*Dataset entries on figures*
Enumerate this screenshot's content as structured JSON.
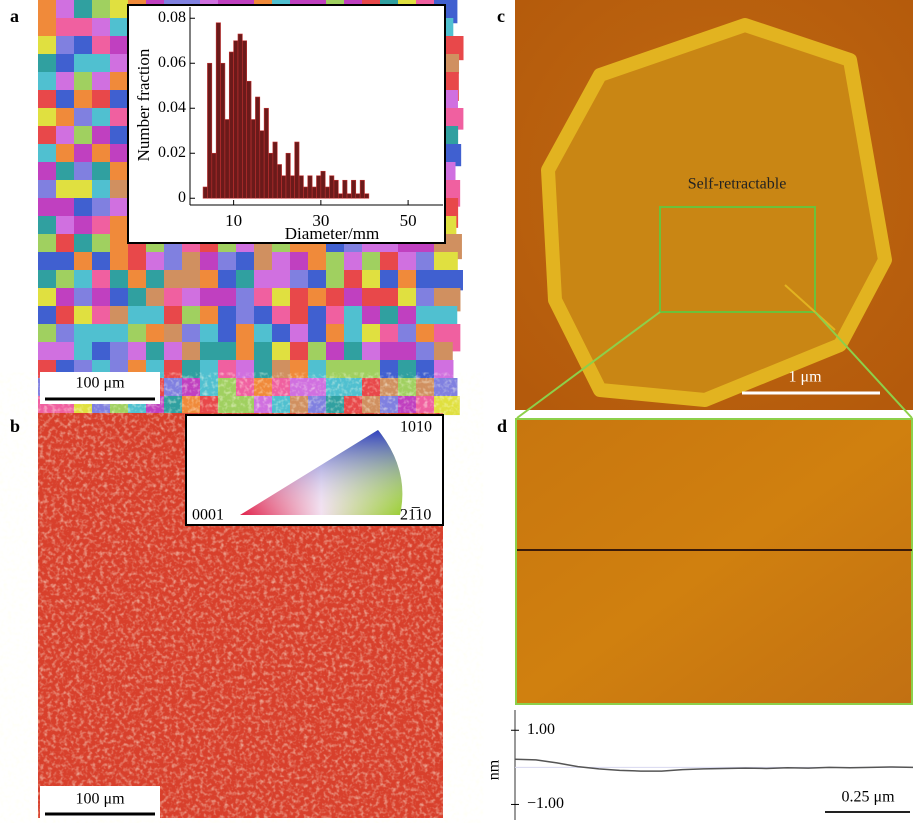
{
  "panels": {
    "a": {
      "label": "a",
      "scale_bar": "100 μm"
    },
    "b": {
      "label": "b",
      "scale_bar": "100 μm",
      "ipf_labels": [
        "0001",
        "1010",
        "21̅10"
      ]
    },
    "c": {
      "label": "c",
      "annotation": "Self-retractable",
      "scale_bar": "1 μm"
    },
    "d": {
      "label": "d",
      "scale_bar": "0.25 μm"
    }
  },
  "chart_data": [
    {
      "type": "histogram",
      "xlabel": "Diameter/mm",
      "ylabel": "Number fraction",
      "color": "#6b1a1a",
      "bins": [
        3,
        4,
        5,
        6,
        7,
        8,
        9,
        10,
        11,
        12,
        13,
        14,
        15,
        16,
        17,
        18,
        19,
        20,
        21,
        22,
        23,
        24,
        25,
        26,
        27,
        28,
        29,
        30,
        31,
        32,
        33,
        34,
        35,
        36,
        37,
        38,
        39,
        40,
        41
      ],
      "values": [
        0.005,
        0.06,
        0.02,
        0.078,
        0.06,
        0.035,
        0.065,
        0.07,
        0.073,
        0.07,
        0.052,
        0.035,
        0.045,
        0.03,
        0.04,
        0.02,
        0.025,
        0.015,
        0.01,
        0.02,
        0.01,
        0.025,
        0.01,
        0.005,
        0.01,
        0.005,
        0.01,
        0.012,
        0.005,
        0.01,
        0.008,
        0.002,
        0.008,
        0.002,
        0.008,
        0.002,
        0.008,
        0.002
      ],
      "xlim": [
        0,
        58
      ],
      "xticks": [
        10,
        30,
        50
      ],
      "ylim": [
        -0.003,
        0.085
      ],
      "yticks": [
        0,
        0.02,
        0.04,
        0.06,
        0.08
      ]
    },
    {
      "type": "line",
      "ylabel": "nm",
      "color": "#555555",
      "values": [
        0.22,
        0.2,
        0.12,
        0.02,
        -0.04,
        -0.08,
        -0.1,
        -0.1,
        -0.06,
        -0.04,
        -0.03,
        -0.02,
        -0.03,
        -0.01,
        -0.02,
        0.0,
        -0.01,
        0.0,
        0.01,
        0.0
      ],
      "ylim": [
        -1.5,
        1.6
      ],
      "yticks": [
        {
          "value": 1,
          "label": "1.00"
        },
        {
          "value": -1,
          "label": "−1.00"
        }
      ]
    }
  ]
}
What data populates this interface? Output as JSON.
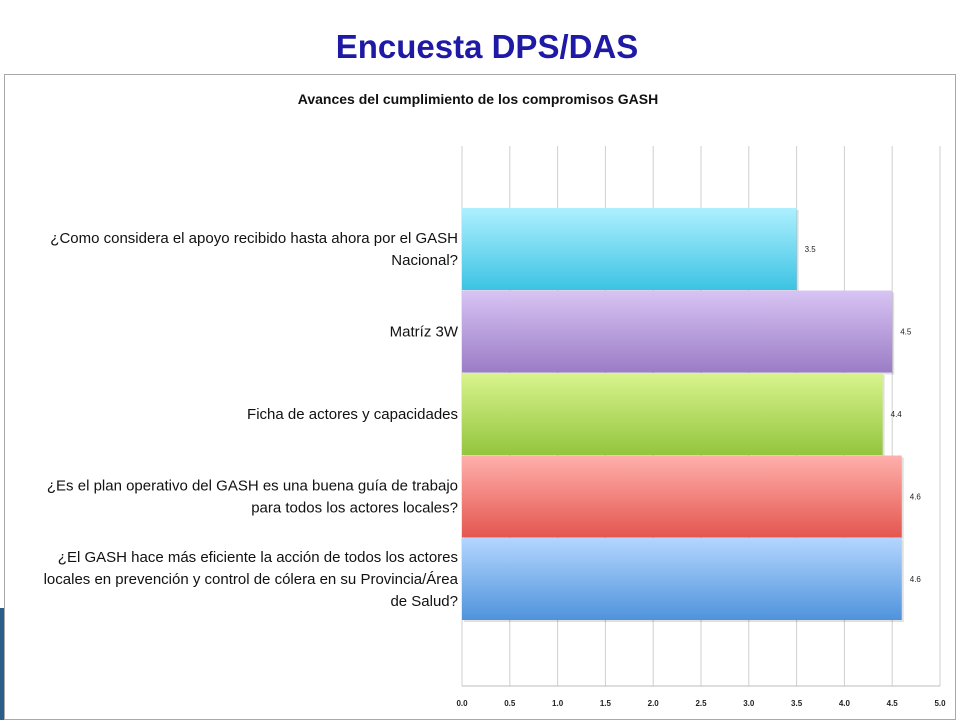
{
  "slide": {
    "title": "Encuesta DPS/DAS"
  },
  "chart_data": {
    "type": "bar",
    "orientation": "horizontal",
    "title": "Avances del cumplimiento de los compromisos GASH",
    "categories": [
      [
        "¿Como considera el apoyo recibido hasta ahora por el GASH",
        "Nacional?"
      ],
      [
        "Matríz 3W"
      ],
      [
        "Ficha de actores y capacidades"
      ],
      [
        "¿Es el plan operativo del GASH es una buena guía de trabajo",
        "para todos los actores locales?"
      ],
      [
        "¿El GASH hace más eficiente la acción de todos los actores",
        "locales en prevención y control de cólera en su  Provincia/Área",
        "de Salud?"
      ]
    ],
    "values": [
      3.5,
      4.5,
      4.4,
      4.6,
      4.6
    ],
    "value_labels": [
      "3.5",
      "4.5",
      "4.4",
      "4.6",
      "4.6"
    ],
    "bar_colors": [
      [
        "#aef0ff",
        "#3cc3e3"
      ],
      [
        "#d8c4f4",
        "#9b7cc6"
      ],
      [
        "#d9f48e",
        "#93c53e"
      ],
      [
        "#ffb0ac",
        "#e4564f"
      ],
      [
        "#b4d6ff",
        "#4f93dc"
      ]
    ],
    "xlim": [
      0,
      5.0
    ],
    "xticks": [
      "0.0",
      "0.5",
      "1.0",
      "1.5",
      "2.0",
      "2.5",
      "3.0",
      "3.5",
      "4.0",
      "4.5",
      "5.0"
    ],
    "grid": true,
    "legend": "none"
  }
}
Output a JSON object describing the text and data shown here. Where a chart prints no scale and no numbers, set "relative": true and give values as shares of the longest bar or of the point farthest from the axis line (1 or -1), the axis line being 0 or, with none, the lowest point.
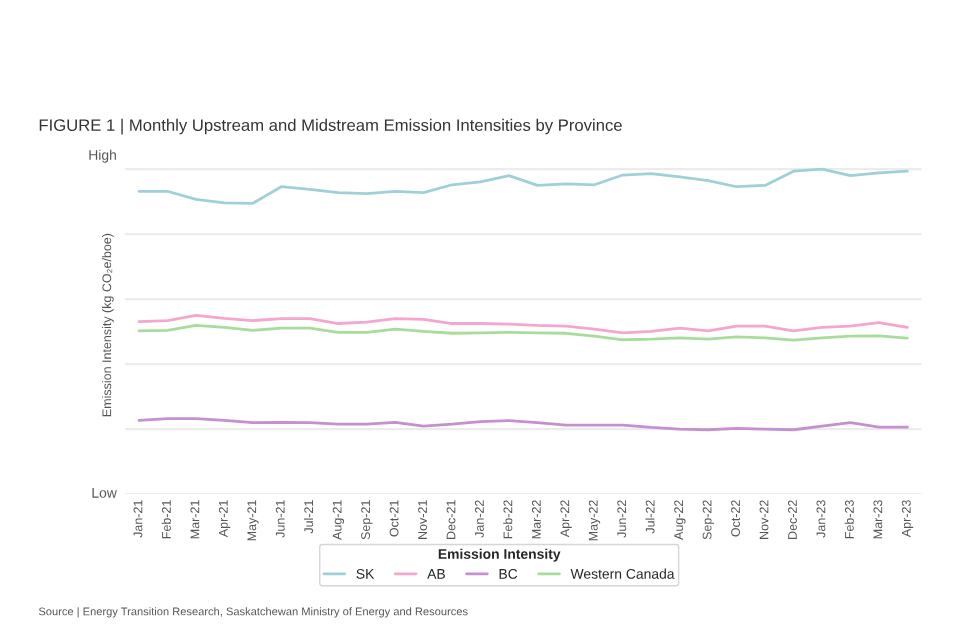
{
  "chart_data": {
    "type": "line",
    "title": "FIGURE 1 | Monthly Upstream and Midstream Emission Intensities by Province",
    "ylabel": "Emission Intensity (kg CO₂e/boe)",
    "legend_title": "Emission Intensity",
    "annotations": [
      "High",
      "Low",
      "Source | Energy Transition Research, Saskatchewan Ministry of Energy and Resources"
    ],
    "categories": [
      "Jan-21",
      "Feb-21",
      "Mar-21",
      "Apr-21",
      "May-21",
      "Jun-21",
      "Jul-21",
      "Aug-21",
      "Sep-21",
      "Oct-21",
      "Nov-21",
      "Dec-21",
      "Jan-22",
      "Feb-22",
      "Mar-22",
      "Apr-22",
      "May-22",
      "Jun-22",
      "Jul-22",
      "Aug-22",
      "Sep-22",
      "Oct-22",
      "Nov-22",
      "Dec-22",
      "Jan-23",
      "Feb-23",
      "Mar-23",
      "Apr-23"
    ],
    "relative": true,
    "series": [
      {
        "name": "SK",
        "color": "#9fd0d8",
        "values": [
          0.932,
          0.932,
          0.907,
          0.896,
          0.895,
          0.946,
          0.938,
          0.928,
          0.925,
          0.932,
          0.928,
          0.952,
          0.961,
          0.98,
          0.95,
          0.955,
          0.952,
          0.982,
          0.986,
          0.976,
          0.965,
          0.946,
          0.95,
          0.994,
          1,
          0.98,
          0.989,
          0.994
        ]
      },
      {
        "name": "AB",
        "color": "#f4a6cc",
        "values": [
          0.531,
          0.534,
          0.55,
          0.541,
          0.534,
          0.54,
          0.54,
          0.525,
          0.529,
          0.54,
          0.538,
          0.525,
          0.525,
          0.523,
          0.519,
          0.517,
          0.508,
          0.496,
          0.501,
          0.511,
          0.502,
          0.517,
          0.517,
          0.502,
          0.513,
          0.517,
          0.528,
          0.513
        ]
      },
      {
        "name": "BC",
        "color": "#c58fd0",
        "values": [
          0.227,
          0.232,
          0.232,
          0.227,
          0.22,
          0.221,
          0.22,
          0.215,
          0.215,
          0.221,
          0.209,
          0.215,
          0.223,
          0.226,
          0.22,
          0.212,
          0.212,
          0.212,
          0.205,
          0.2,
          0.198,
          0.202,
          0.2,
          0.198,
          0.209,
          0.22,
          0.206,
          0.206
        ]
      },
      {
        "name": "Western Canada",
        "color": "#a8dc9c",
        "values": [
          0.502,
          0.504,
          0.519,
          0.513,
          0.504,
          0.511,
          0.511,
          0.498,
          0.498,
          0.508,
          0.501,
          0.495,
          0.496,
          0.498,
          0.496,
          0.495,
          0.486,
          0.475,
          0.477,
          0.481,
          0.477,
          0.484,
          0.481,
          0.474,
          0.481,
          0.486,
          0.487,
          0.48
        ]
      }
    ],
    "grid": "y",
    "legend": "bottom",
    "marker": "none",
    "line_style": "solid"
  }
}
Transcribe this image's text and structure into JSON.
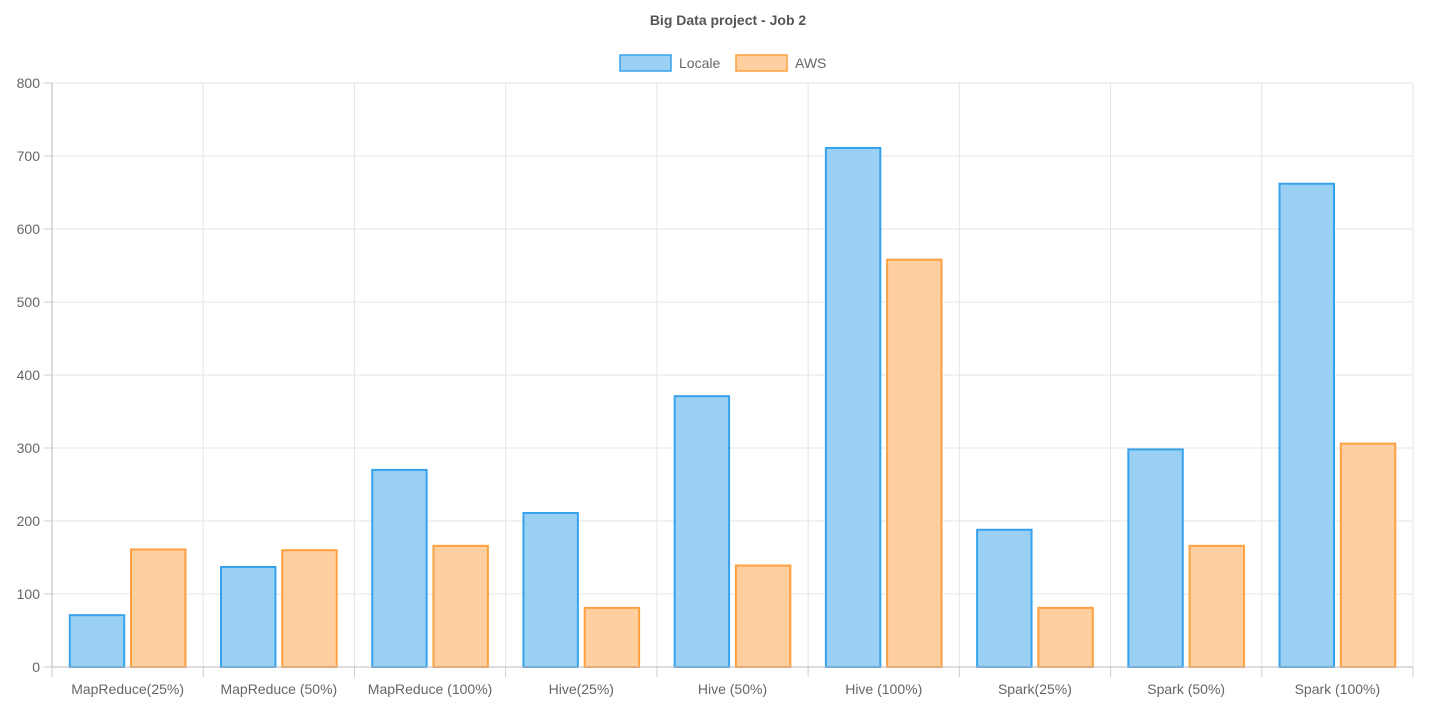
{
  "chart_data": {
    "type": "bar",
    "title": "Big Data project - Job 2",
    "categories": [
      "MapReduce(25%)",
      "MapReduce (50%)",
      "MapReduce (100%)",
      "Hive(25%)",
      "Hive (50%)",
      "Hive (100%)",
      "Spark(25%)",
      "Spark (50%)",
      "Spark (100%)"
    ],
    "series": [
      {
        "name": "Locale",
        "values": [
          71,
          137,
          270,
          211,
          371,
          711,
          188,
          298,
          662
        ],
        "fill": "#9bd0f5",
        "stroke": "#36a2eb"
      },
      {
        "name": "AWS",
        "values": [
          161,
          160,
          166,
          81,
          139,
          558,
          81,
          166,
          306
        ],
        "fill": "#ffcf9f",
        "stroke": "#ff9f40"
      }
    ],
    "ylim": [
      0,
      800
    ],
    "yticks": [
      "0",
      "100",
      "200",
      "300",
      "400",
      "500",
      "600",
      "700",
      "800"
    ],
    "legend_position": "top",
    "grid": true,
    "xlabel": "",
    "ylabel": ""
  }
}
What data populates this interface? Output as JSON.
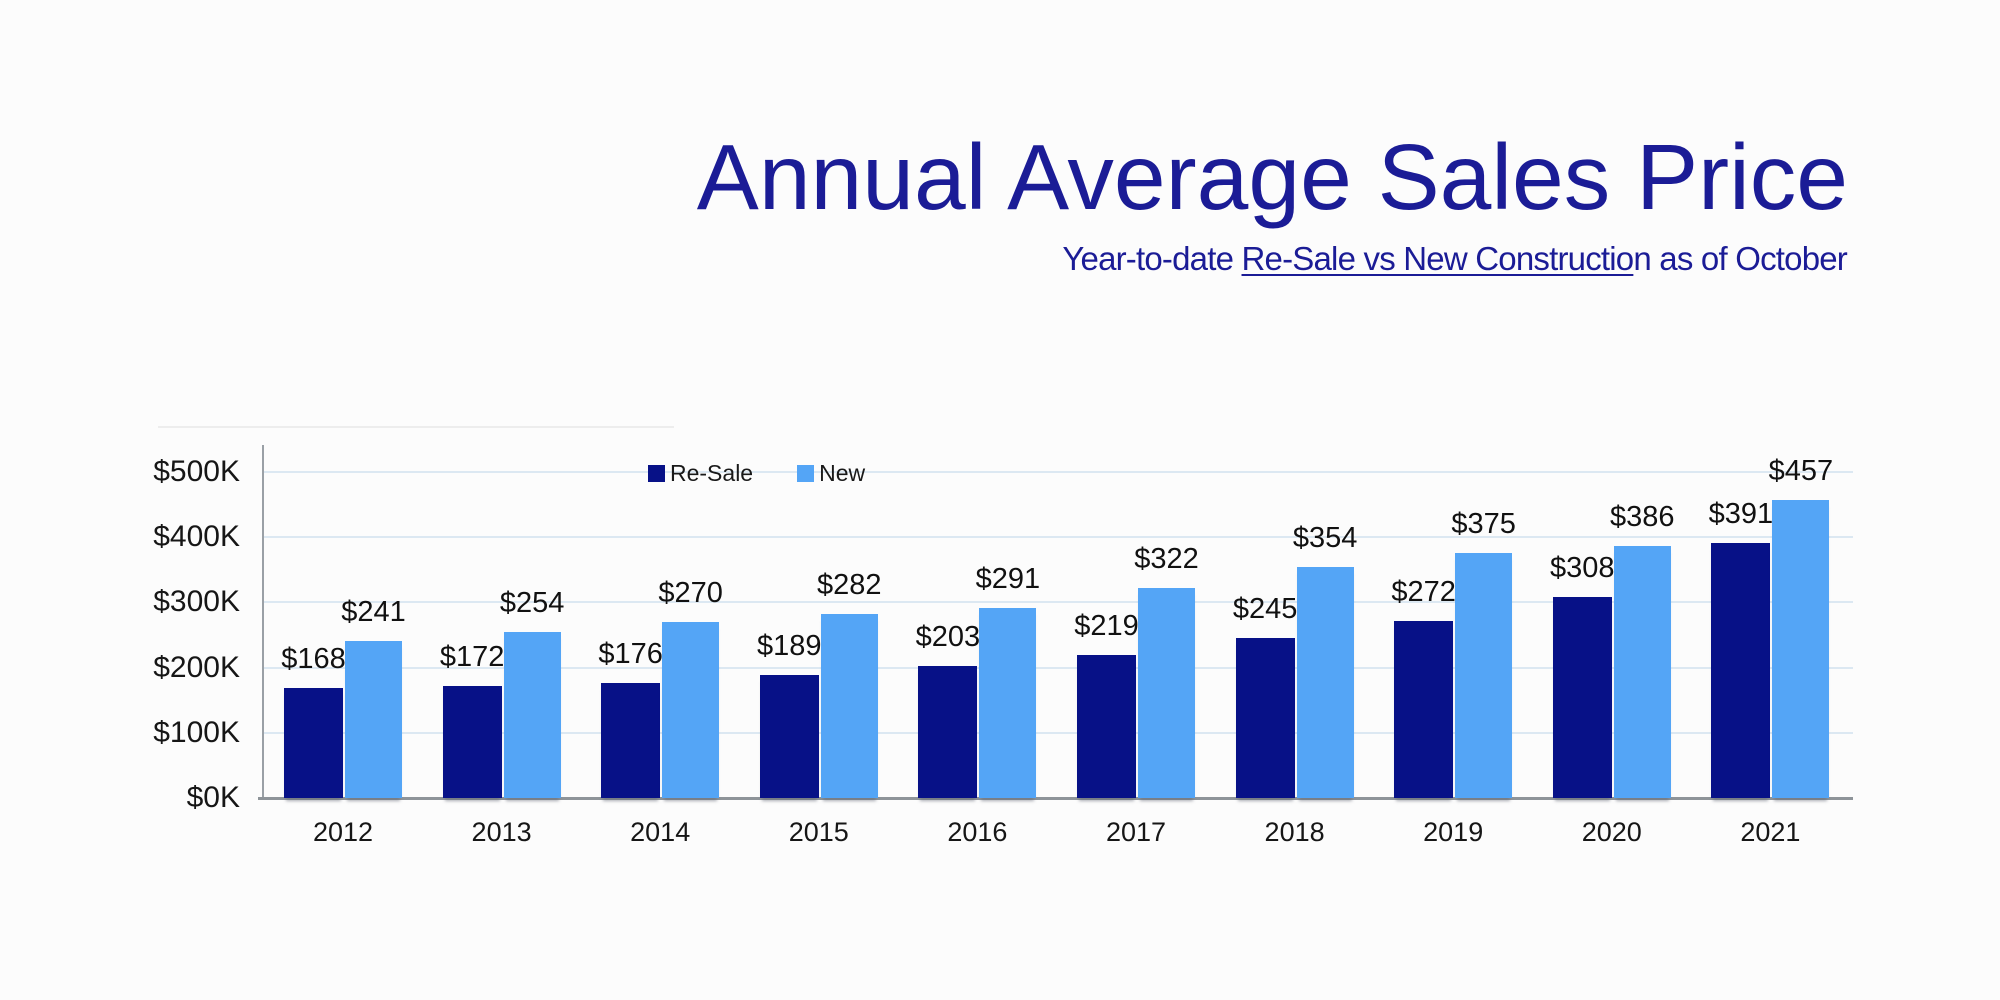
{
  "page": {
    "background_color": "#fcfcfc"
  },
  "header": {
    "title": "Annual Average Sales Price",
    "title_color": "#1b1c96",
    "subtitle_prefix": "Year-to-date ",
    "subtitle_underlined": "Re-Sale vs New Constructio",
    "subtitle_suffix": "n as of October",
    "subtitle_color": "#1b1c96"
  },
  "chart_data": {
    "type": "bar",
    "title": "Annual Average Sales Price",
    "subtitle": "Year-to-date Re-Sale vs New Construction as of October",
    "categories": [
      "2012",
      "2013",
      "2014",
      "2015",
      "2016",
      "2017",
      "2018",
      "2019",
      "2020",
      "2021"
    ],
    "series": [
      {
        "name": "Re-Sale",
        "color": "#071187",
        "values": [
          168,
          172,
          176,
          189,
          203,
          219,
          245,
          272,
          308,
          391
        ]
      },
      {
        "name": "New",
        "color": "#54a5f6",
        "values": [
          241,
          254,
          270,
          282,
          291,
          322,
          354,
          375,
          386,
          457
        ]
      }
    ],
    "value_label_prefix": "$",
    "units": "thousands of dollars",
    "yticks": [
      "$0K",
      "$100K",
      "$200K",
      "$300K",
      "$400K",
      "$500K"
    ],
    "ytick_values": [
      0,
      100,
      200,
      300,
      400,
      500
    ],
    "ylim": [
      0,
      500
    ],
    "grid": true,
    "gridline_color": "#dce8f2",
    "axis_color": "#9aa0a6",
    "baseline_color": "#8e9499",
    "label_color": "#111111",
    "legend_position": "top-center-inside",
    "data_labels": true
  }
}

*Set exercise*
Copy all lines above containing the string "name".

*Reply*
        "name": "SK",
        "name": "AB",
        "name": "BC",
        "name": "Western Canada",
        "name": "Locale",
        "name": "AWS",
        "name": "Re-Sale",
        "name": "New",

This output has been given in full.